**Problem 1**.
Reproduce the listing lines verbatim, from the line containing "view-profile-button[interactable]: 查看资料 — [498, 1040, 624, 1088]" through the line containing "chip: 同事 — [128, 206, 171, 234]", both included.

**Selection**.
● ● ● ● ● ● ●
Theorem 3. For any positive integer $k$ with $k\ge 2$, there exist infinitely many graphs $G$ that satisfy $$N_G(Y)=V(G)or|N_G(Y)|\ge (1+\frac{1}{k+1})|Y|-1$$ for every $Y\subset V(G)$, but $kG$ does not admit all $[1,k]$-factors.

 Let $r\ge 1$ be an integer. We construct a graph $G=K_r\vee ((r+2)K_{k+1})$, where $K_r$ denotes the complete graph of order $r$, $K_{k+1}$ denotes the complete graph of order $k+1$ and $\vee$ means “join”.
● ● ● ● ● ● ●
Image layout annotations
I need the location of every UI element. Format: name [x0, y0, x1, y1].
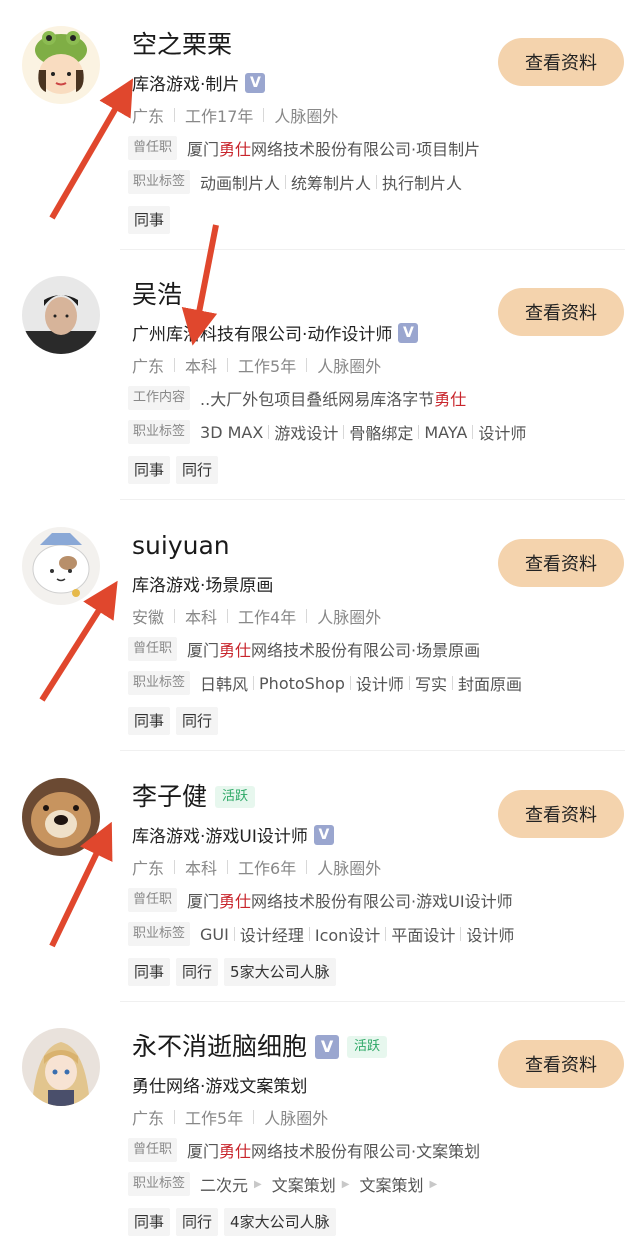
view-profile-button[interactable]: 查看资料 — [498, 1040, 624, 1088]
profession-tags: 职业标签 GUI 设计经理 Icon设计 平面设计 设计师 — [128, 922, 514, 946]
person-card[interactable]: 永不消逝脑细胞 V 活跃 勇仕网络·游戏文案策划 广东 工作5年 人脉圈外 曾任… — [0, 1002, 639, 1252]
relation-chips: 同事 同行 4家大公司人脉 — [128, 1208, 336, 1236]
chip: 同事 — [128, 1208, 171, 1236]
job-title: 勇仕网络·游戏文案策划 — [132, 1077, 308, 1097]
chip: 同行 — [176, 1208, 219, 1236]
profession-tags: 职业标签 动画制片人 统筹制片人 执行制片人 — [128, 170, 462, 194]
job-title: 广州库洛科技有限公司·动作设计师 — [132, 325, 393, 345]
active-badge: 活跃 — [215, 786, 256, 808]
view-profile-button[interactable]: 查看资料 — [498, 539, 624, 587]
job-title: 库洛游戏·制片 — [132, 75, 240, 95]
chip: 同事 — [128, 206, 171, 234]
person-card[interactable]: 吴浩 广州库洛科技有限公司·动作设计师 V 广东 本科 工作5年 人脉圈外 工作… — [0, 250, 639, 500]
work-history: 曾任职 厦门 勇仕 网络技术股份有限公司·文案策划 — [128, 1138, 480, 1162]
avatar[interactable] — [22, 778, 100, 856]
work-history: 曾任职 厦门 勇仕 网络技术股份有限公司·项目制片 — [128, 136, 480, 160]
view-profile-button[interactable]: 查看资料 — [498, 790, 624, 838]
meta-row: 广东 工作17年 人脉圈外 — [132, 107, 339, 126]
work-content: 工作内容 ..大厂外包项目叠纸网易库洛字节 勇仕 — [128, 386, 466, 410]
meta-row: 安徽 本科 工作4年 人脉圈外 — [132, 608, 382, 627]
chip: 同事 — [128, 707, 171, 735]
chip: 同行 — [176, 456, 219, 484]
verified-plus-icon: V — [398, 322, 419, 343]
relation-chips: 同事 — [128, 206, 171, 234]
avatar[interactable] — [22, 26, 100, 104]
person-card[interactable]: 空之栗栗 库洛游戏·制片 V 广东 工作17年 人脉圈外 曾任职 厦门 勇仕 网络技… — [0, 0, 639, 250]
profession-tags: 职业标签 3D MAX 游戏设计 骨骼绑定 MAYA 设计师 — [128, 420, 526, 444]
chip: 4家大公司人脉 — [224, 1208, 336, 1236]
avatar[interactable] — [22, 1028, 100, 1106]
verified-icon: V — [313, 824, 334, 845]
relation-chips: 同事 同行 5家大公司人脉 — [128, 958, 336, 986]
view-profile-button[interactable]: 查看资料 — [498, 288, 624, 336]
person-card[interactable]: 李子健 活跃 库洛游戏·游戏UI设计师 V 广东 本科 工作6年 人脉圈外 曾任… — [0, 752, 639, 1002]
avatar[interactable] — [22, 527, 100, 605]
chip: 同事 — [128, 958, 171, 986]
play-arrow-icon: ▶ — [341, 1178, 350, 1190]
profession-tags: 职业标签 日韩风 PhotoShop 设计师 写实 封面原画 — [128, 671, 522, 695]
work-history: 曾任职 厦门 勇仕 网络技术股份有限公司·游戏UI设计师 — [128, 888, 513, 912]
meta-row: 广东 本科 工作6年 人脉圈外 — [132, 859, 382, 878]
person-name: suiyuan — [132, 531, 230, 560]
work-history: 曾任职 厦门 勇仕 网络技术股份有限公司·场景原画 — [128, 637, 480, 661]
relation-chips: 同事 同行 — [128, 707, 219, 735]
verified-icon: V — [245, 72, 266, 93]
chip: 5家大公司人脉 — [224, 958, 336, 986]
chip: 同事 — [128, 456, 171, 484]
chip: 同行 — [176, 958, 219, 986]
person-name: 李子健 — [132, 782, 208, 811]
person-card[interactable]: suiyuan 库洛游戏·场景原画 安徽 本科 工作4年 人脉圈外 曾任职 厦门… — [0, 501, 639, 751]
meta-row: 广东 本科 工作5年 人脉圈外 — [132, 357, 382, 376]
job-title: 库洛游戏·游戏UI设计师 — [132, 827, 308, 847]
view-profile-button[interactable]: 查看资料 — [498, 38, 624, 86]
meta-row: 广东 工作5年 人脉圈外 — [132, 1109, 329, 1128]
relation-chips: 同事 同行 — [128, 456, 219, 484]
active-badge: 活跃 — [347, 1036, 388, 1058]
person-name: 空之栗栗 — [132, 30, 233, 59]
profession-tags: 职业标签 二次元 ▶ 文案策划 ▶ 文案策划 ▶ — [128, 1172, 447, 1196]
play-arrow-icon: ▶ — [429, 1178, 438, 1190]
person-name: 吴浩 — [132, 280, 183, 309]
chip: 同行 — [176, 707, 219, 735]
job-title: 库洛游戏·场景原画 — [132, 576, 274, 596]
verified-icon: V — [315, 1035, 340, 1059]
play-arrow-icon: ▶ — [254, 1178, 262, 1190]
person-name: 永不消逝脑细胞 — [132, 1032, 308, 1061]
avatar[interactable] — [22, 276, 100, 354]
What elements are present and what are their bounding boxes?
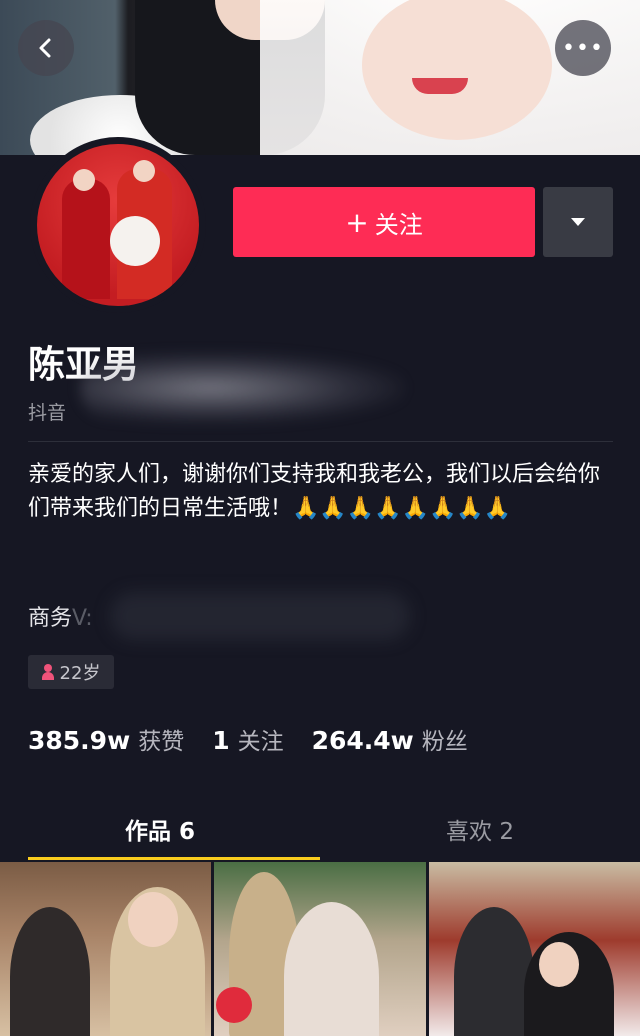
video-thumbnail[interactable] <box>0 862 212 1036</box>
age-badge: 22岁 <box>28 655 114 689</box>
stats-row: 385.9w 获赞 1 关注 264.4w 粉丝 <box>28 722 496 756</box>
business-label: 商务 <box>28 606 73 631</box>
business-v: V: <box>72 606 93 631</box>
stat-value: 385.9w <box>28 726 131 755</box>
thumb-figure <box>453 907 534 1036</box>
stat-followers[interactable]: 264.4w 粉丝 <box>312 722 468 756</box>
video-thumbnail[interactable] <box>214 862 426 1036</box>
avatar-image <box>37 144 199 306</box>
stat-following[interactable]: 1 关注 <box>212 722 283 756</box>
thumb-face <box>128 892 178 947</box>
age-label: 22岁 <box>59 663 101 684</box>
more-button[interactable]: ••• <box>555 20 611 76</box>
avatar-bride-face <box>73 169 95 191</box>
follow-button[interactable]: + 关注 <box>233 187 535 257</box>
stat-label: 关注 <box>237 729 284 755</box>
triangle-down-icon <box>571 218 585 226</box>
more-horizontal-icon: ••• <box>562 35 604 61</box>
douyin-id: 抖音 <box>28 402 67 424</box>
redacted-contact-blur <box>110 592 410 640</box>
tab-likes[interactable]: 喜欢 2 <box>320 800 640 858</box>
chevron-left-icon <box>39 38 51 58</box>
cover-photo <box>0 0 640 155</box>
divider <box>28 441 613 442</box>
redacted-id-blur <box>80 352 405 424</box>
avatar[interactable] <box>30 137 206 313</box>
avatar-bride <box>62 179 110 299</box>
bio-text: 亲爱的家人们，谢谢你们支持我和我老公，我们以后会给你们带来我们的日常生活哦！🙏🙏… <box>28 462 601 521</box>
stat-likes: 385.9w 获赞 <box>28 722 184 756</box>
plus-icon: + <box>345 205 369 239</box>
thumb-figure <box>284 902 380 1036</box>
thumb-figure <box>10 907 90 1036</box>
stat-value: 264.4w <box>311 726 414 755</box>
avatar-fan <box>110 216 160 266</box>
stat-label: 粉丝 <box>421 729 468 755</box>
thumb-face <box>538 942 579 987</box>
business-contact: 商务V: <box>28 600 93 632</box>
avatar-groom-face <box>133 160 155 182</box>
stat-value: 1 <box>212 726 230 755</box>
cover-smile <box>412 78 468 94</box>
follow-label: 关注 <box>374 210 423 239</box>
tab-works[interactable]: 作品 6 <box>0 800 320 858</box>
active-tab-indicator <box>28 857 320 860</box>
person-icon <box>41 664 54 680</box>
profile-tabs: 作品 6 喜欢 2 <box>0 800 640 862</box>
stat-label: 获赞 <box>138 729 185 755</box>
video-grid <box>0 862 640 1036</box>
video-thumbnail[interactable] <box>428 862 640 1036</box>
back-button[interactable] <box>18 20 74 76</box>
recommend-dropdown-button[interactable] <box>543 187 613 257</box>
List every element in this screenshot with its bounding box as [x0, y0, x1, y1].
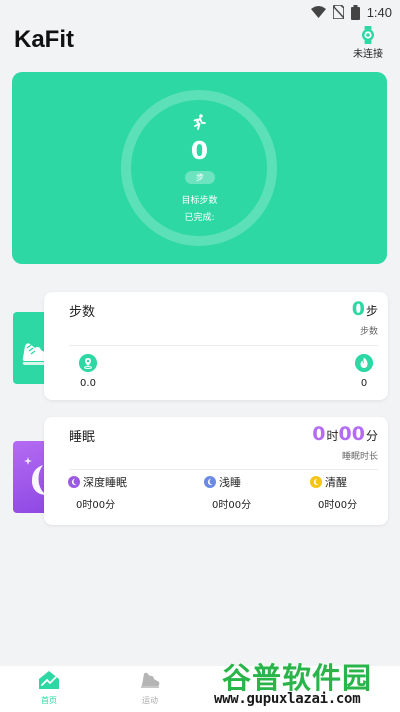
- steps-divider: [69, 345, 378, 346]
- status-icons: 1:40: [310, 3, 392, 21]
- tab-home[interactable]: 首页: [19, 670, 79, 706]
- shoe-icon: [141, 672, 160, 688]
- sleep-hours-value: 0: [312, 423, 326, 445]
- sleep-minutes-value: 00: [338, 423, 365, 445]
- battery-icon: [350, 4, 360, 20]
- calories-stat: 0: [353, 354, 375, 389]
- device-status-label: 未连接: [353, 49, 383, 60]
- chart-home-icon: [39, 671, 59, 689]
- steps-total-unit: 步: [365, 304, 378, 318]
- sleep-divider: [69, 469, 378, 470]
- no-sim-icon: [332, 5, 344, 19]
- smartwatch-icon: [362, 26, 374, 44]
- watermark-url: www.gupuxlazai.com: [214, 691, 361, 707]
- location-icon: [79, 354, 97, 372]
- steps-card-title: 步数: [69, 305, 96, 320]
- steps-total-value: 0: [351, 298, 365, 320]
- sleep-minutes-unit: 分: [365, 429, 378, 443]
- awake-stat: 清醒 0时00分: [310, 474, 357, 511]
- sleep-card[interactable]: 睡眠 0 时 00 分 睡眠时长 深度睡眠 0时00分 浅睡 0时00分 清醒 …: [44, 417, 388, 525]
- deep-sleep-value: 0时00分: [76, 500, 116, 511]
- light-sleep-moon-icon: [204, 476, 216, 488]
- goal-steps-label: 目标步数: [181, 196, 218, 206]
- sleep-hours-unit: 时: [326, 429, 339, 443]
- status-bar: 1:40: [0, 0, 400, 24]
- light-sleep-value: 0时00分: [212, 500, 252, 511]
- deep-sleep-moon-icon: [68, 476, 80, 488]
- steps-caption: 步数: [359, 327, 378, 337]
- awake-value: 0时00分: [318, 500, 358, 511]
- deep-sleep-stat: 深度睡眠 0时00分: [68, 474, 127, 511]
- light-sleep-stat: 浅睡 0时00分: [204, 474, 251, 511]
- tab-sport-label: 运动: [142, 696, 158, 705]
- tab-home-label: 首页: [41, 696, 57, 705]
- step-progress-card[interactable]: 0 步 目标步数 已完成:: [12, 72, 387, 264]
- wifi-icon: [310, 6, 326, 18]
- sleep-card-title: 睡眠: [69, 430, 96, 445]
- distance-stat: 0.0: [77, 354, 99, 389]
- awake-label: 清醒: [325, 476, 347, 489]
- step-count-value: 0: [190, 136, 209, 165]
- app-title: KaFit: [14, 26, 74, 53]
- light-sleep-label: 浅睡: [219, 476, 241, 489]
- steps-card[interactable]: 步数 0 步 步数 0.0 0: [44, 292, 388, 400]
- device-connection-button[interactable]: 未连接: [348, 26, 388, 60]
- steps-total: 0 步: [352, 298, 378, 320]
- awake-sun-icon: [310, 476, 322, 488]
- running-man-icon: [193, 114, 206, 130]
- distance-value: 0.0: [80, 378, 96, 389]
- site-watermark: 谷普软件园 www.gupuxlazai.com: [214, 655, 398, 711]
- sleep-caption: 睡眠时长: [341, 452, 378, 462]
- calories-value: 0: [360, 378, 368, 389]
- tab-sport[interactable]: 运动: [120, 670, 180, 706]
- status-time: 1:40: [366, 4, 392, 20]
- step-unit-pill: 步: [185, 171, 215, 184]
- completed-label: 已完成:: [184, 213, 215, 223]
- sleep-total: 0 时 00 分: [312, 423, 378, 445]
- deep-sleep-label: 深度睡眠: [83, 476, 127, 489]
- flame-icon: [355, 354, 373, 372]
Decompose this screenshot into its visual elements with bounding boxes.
● ● ● ● ● ● ●
**Problem 2**.
In the theorem text, write out the stretch from "Theorem 3. For" through "admit all $[1,k]$-factors.", changing "infinitely" to "arbitrarily large".

**Correct response 1**.
view-profile-button[interactable]: 查看资料 — [498, 1040, 624, 1088]
profession-tags: 职业标签 GUI 设计经理 Icon设计 平面设计 设计师 — [128, 922, 514, 946]
person-card[interactable]: 永不消逝脑细胞 V 活跃 勇仕网络·游戏文案策划 广东 工作5年 人脉圈外 曾任… — [0, 1002, 639, 1252]
relation-chips: 同事 同行 4家大公司人脉 — [128, 1208, 336, 1236]
chip: 同事 — [128, 1208, 171, 1236]
job-title: 勇仕网络·游戏文案策划 — [132, 1077, 308, 1097]
chip: 同行 — [176, 1208, 219, 1236]
profession-tags: 职业标签 动画制片人 统筹制片人 执行制片人 — [128, 170, 462, 194]
job-title: 广州库洛科技有限公司·动作设计师 — [132, 325, 393, 345]
active-badge: 活跃 — [215, 786, 256, 808]
view-profile-button[interactable]: 查看资料 — [498, 539, 624, 587]
job-title: 库洛游戏·制片 — [132, 75, 240, 95]
chip: 同事 — [128, 206, 171, 234]

**Correct response 2**.
Theorem 3. For any positive integer $k$ with $k\ge 2$, there exist arbitrarily large many graphs $G$ that satisfy $$N_G(Y)=V(G)or|N_G(Y)|\ge (1+\frac{1}{k+1})|Y|-1$$ for every $Y\subset V(G)$, but $kG$ does not admit all $[1,k]$-factors.